## Your objective
From the listing below, copy every line with the word "FEVER".

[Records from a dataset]
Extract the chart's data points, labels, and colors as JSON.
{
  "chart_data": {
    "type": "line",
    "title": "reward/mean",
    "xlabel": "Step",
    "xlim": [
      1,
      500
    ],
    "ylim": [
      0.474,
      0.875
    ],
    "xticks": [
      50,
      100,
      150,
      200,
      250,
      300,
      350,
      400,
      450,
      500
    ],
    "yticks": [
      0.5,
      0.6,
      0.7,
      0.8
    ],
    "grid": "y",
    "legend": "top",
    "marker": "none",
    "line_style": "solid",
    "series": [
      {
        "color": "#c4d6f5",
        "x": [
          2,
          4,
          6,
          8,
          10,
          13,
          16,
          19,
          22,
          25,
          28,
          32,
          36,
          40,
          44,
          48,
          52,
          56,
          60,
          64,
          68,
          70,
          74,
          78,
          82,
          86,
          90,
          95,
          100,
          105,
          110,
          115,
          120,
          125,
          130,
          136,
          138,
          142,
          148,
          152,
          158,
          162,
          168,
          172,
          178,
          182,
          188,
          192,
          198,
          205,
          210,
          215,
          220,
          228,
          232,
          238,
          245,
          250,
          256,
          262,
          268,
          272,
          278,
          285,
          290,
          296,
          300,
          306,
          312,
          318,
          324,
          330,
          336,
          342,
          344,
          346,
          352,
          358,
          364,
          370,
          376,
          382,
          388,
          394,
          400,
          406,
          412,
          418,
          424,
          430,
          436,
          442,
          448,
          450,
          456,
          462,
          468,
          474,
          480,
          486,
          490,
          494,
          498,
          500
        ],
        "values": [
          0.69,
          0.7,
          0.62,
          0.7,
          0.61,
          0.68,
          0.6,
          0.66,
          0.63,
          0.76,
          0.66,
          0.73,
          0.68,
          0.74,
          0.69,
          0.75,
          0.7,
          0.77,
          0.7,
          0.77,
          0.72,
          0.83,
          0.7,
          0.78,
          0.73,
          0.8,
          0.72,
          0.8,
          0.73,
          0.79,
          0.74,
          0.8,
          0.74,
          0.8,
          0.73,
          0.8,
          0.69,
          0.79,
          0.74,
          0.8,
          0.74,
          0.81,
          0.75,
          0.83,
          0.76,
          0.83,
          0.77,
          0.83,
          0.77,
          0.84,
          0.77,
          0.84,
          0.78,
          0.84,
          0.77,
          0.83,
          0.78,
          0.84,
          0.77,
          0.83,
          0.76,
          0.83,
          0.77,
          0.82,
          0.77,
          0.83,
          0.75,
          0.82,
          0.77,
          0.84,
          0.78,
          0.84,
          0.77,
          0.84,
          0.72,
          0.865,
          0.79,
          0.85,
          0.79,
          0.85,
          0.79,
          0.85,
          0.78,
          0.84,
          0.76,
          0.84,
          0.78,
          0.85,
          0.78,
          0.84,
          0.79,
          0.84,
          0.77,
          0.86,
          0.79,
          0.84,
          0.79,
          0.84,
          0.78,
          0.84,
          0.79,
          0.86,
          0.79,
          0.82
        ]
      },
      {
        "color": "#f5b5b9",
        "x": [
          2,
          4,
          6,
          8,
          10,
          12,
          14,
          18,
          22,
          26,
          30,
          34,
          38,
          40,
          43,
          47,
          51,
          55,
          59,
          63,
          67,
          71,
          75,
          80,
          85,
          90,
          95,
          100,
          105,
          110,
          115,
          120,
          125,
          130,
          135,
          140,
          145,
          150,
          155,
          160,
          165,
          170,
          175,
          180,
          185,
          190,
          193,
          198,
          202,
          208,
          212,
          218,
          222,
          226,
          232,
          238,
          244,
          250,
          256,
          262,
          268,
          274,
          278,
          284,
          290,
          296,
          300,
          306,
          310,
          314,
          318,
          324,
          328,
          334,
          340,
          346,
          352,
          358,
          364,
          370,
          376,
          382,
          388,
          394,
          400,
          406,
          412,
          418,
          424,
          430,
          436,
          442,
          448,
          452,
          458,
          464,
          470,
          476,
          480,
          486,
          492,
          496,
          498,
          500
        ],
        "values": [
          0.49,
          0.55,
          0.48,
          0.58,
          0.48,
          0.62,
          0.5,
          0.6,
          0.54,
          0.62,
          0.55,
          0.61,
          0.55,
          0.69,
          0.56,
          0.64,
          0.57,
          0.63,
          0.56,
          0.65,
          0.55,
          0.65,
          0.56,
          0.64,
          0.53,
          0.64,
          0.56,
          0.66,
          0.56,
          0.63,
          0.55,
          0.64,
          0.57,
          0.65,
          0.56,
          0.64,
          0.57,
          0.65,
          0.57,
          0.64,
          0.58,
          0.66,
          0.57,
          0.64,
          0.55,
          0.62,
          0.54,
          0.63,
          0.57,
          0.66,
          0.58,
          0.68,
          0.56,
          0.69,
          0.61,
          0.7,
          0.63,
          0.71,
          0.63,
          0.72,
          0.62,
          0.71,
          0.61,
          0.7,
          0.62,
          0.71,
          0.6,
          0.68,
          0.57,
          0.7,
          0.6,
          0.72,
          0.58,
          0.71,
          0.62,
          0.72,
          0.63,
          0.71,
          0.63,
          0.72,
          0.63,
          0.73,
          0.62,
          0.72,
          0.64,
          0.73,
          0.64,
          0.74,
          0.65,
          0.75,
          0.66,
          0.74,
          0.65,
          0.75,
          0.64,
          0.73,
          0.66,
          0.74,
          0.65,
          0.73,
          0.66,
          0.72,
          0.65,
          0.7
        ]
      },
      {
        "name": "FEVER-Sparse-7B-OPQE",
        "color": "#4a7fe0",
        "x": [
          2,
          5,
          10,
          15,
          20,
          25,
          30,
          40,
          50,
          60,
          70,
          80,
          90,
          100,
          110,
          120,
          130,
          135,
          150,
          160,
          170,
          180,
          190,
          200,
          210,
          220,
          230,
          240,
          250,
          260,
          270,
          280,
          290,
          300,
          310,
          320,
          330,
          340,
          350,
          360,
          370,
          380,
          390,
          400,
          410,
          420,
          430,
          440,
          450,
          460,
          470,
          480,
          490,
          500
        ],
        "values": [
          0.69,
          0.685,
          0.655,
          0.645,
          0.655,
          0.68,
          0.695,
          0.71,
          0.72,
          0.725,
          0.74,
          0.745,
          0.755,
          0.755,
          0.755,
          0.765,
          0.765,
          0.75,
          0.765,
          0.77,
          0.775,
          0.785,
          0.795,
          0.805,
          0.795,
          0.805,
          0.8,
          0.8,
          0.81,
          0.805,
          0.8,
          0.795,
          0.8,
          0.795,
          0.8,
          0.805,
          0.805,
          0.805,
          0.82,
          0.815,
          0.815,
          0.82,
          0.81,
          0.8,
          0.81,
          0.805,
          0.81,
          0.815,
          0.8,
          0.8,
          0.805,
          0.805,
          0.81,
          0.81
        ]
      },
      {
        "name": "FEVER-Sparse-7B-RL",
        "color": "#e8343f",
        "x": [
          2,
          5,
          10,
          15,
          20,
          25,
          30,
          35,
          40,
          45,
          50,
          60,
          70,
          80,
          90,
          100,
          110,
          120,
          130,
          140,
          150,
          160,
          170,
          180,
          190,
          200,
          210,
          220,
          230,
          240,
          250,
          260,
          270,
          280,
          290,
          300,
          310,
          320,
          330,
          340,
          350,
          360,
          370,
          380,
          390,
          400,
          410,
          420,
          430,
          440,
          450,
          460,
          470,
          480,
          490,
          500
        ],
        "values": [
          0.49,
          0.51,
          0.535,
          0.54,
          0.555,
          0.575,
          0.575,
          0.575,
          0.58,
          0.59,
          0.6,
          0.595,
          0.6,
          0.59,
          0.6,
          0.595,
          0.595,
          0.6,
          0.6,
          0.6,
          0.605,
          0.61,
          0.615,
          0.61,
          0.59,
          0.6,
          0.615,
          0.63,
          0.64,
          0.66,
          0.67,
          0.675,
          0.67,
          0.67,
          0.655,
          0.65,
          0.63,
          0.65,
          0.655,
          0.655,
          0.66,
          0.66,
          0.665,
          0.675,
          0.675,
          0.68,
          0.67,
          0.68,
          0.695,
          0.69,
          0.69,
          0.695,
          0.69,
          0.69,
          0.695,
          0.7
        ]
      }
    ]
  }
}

## Complete response
        "name": "FEVER-Sparse-7B-OPQE",
        "name": "FEVER-Sparse-7B-RL",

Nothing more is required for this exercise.